** Start PASSAGE SHOWN **

Perhaps we'll have a U.S. dollar crisis, as many fear. With two wars to fight, millions out of work, a quarter of all home mortgages under water, and no clear plan to get out of this mess -- other than a geyser of public cash or debt guarantees, now at $11 trillion and counting -- it's hard to see a happy ending. Quite simply, the U.S. has lost its mojo. It's not just broke. It's bankrupt of ideas.
The nation that gave us inventive geniuses like Henry Ford and Thomas Edison is now in the casino biz. With Wall Street's help, the Fed inflates speculative bubbles to buy time and paper over its messes. The huge stock market rally that began last March is built on one thing: cheap money. I'm sorry I missed it, of course. I could have used the dough. But when it ends, as it inevitably will, it won't be pretty. Meanwhile, America's once-vaunted innovation machine has gone missing in action. R&D budgets have shrunk, vencap funds have gotten gun shy, and U.S. factories stopped making stuff the world wanted (and could afford) long ago, ceding their turf to China.
The eggheads said don't worry, the value-added product-design jobs will remain in America. Which is a nice concept, but lousy math. Most of the 15 million Americans who are jobless or underemployed don't have PhDs in chemical engineering. They're worker bees, ill-equipped to design new computer chips or wonder drugs. Throughout the recession, offshoring by U.S. companies to places like India and the Philippines actually increased, not decreased. And the big brains still wonder why job losses were so deep over the last year. Perhaps they should visit Detroit. The city that once symbolized U.S. industrial might is now talking about turning its thousands of vacant lots or derelict homes into a giant urban farm. That's a good start, I figure. Carrots and tomatoes have more intrinsic value than much of the garbage Wall Street's "innovators" produced in recent years. In retrospect, most economists mistook Wall Street's dubious -- even fraudulent -- paper shuffling for economic growth. In fact, it was all a giant con. Even the major U.S. business publications -- hardly a hotbed of left-wing radicalism -- agree that Wall Street is largely to blame for the economic implosion.

** End PASSAGE SHOWN **
** Start DATA SEGMENT **

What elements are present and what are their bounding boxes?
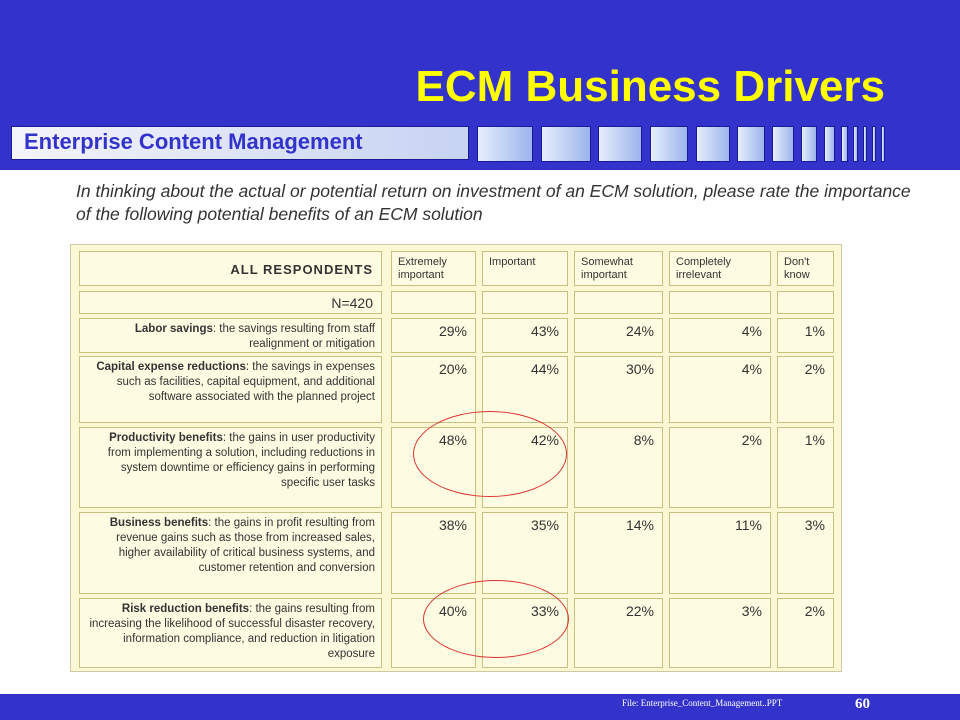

** End DATA SEGMENT **

— GIVEN INSTRUCTION 1 —
In the commentary on the U.S. economy, the first paragraph lists conditions that make a happy ending hard to see. Name each one.
— GIVEN INSTRUCTION 2 —
Pick up the commentary on the U.S. economy right after its final sentence and keep writing.
The data was taken from a separate source.

— EXPECTED OUTPUT 1 —
- Two wars to fight
- Millions out of work
- A quarter of all home mortgages under water
- No clear plan to get out of this mess, other than a geyser of public cash or debt guarantees

— EXPECTED OUTPUT 2 —
The kicker? It doesn't matter who sits in the White House, it seems. Like the Republicans, the Obama crew hasn't done a thing to address Wall Street's excesses, beyond mouthing a few a few vacuous sound bites about "fat cat" bankers. There's no serious talk about breaking up "too big to fail" banks like Goldman Sachs, and all the yapping about executive bonuses is mostly for show. In the wake of the economic collapse, Wall Street parties on, while millions of working stiffs now rely on food stamps to buy groceries. Bank profits and bonuses are soaring, thanks to taxpayer-funded bailouts, access to zero-interest funds from the Fed, and such wonders as high-frequency computer trading, which enables banks like Goldman to shove retail investors to the back of the queue. That's not capitalism, or the free market. That's a market that's rigged, for the benefit of the few, at the expense of the many.
In moral terms, or democratic terms, it's easy to see what all this amounts to: a big fat zero.